### [SET EXERCISE]
Return the material word for word. Do not include the pictures.

▽

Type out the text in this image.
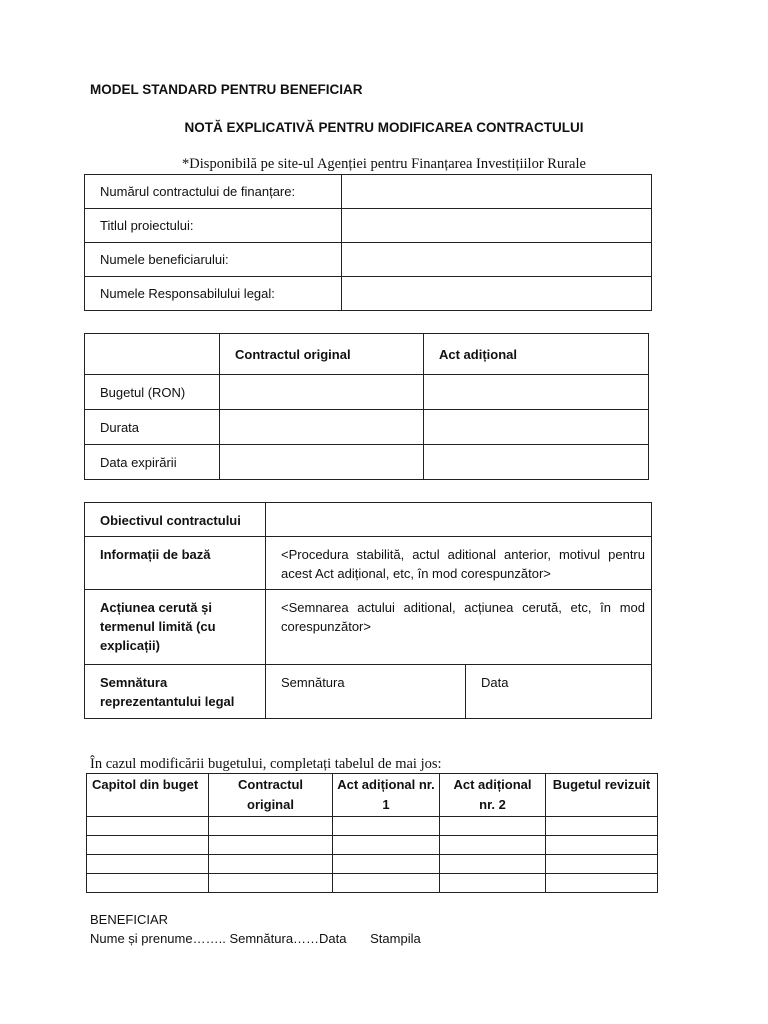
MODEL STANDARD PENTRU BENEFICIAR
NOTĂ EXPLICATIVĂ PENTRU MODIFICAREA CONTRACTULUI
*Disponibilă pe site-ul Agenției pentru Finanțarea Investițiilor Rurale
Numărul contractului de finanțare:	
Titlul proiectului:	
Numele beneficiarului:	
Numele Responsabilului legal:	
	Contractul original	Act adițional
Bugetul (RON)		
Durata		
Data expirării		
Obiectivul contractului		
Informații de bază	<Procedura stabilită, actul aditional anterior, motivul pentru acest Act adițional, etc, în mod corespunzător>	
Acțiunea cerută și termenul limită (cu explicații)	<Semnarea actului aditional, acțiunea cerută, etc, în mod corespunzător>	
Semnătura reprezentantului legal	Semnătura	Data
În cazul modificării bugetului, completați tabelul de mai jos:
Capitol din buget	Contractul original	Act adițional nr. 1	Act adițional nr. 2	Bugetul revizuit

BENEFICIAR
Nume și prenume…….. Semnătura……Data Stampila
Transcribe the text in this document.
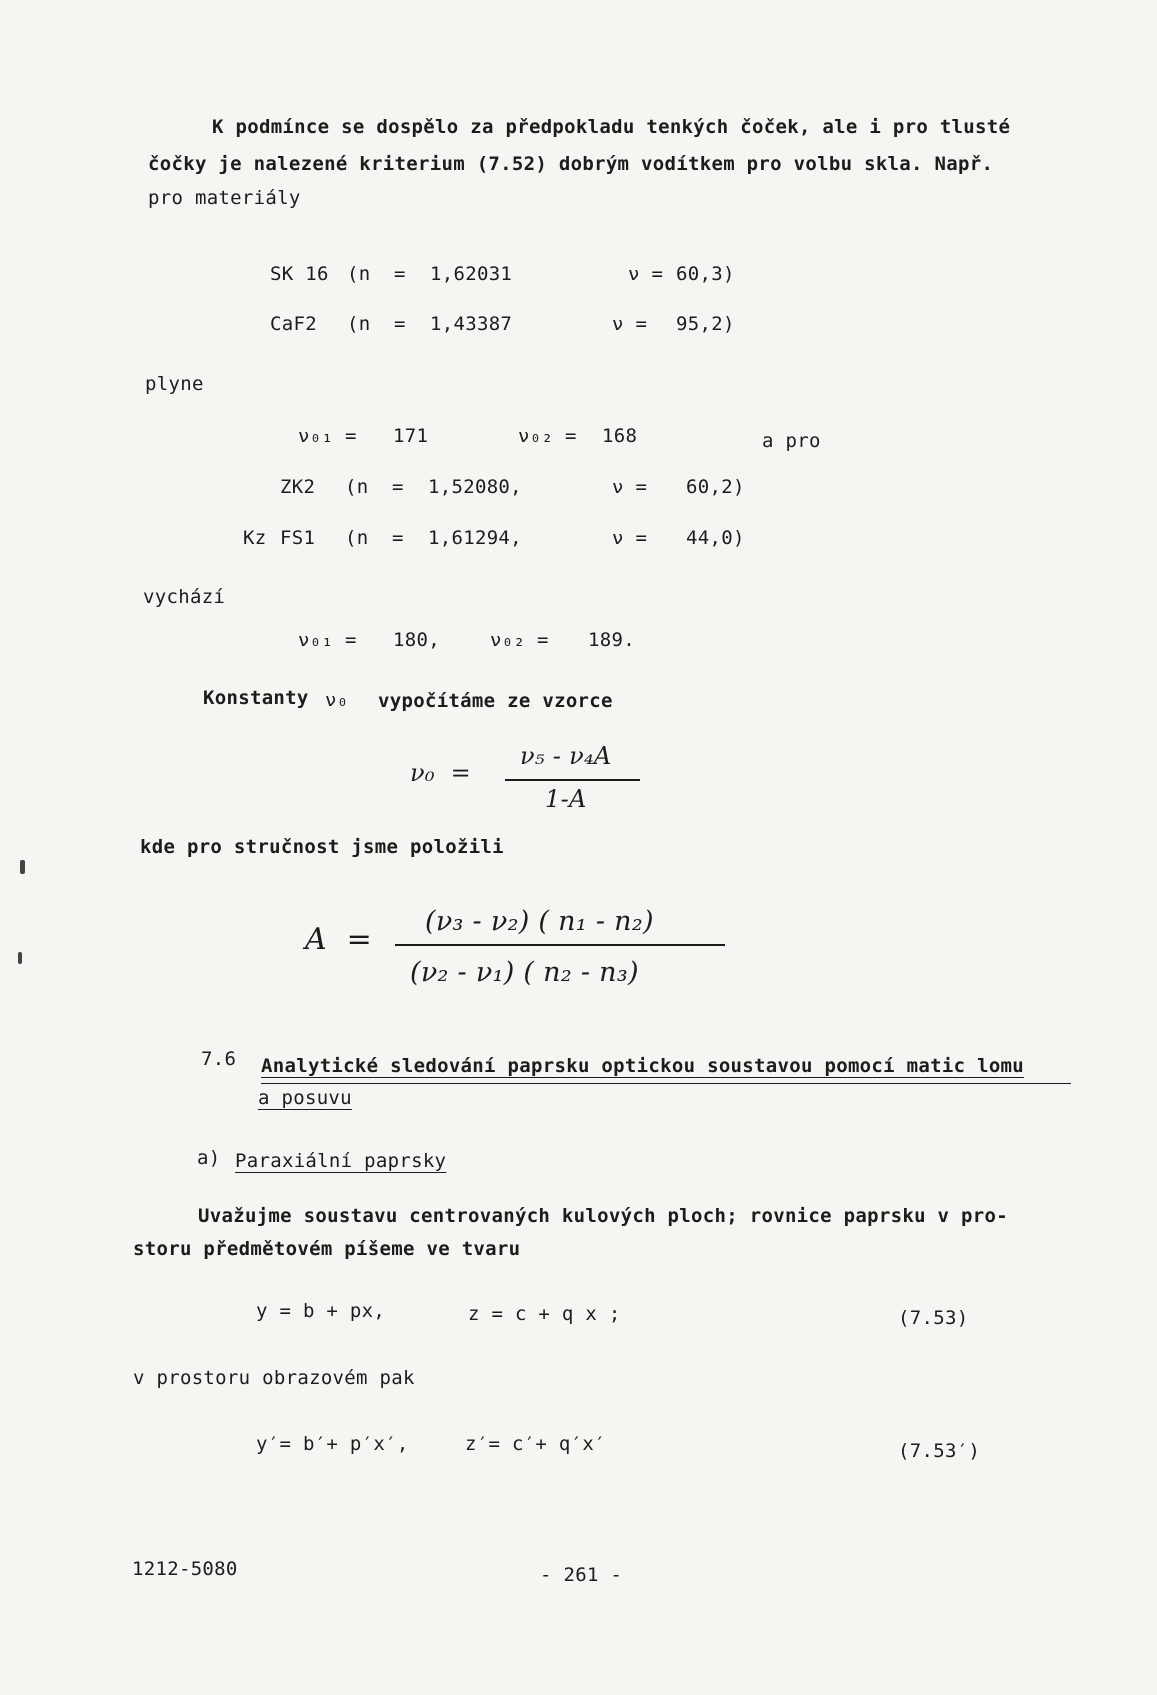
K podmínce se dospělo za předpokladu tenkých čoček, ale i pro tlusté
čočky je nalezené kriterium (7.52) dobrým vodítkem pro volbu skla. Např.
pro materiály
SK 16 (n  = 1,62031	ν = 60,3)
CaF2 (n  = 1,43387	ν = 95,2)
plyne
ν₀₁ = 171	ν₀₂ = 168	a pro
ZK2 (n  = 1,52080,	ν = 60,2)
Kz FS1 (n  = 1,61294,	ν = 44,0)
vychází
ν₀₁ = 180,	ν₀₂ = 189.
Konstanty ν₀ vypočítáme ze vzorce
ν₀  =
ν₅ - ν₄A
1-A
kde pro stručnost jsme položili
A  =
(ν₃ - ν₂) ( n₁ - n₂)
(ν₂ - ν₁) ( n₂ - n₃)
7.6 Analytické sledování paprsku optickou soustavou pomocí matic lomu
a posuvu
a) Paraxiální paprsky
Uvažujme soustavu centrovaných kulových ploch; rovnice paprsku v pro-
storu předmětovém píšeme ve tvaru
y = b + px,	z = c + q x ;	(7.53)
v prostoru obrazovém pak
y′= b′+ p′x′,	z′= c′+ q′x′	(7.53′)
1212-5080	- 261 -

△

### [ANSWER IN FULL]
Type out the text in this image.
MODEL STANDARD PENTRU BENEFICIAR
NOTĂ EXPLICATIVĂ PENTRU MODIFICAREA CONTRACTULUI
*Disponibilă pe site-ul Agenției pentru Finanțarea Investițiilor Rurale
Numărul contractului de finanțare:	
Titlul proiectului:	
Numele beneficiarului:	
Numele Responsabilului legal:	
	Contractul original	Act adițional
Bugetul (RON)		
Durata		
Data expirării		
Obiectivul contractului		
Informații de bază	<Procedura stabilită, actul aditional anterior, motivul pentru acest Act adițional, etc, în mod corespunzător>	
Acțiunea cerută și termenul limită (cu explicații)	<Semnarea actului aditional, acțiunea cerută, etc, în mod corespunzător>	
Semnătura reprezentantului legal	Semnătura	Data
În cazul modificării bugetului, completați tabelul de mai jos:
Capitol din buget	Contractul original	Act adițional nr. 1	Act adițional nr. 2	Bugetul revizuit

BENEFICIAR
Nume și prenume…….. Semnătura……Data Stampila
Transcribe the text in this document.
K podmínce se dospělo za předpokladu tenkých čoček, ale i pro tlusté
čočky je nalezené kriterium (7.52) dobrým vodítkem pro volbu skla. Např.
pro materiály
SK 16 (n  = 1,62031	ν = 60,3)
CaF2 (n  = 1,43387	ν = 95,2)
plyne
ν₀₁ = 171	ν₀₂ = 168	a pro
ZK2 (n  = 1,52080,	ν = 60,2)
Kz FS1 (n  = 1,61294,	ν = 44,0)
vychází
ν₀₁ = 180,	ν₀₂ = 189.
Konstanty ν₀ vypočítáme ze vzorce
ν₀  =
ν₅ - ν₄A
1-A
kde pro stručnost jsme položili
A  =
(ν₃ - ν₂) ( n₁ - n₂)
(ν₂ - ν₁) ( n₂ - n₃)
7.6 Analytické sledování paprsku optickou soustavou pomocí matic lomu
a posuvu
a) Paraxiální paprsky
Uvažujme soustavu centrovaných kulových ploch; rovnice paprsku v pro-
storu předmětovém píšeme ve tvaru
y = b + px,	z = c + q x ;	(7.53)
v prostoru obrazovém pak
y′= b′+ p′x′,	z′= c′+ q′x′	(7.53′)
1212-5080	- 261 -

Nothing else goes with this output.